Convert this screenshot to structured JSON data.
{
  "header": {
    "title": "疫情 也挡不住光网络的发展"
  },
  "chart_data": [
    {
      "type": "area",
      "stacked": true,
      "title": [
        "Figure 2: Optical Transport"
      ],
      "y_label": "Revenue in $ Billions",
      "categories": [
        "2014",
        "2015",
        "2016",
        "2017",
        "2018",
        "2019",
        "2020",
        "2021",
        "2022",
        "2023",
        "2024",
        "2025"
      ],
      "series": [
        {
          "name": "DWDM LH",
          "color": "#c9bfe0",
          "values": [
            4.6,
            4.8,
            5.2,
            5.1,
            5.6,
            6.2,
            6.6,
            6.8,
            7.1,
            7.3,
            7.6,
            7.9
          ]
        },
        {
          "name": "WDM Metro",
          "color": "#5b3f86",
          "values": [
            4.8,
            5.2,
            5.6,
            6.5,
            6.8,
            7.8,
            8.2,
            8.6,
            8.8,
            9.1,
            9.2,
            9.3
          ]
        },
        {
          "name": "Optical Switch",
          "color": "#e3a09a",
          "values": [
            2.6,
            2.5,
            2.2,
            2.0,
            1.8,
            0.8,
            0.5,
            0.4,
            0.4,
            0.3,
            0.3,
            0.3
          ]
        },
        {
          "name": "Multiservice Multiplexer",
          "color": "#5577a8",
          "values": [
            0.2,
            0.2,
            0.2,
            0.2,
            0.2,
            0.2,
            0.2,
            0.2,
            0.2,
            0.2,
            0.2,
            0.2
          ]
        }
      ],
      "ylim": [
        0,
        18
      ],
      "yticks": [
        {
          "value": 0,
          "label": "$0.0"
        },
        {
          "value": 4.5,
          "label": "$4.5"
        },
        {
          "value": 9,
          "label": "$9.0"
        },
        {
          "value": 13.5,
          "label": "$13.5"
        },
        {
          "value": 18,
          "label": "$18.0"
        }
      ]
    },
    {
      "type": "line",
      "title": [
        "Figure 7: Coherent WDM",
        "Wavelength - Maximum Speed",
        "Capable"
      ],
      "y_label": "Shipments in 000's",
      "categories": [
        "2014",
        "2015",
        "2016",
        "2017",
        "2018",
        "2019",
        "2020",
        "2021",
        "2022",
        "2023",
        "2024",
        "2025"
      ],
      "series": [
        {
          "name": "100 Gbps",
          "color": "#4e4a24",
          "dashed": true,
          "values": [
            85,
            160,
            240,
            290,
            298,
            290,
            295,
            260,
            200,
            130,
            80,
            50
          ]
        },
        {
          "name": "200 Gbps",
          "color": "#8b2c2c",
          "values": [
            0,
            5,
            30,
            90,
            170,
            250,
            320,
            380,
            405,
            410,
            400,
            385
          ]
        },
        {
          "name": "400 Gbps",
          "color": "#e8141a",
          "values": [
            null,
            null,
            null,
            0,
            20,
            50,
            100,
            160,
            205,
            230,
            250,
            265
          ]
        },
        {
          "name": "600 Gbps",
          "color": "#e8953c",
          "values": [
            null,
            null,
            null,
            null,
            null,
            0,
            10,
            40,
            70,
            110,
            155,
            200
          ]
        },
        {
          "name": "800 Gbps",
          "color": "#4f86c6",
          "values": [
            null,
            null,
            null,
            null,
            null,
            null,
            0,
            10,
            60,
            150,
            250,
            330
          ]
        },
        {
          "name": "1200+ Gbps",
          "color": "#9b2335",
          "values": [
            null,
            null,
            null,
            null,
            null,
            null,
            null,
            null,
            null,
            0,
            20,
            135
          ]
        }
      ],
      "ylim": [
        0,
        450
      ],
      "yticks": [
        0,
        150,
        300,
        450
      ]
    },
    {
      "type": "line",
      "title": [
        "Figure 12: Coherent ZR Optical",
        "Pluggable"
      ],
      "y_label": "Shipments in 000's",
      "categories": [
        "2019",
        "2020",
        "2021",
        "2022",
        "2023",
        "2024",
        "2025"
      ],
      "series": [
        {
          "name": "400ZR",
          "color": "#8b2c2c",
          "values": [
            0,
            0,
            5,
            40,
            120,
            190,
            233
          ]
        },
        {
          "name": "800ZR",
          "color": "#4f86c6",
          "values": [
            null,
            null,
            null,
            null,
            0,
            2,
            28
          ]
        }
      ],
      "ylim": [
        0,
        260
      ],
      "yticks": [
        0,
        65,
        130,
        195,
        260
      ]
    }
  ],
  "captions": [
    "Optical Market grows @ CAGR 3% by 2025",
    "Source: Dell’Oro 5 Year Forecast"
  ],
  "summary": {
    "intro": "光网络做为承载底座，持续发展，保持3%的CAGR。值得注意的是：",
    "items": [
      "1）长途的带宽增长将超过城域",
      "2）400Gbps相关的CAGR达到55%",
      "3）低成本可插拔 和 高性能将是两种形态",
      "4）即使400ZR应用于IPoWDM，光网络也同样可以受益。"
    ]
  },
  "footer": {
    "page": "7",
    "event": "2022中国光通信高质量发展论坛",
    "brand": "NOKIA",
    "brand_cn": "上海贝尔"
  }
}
-=-=-
◆ **What to work on**:
Locate the string "name" in the listing above and copy every line where it occurs.

◆ **Result for this task**:
          "name": "DWDM LH",
          "name": "WDM Metro",
          "name": "Optical Switch",
          "name": "Multiservice Multiplexer",
          "name": "100 Gbps",
          "name": "200 Gbps",
          "name": "400 Gbps",
          "name": "600 Gbps",
          "name": "800 Gbps",
          "name": "1200+ Gbps",
          "name": "400ZR",
          "name": "800ZR",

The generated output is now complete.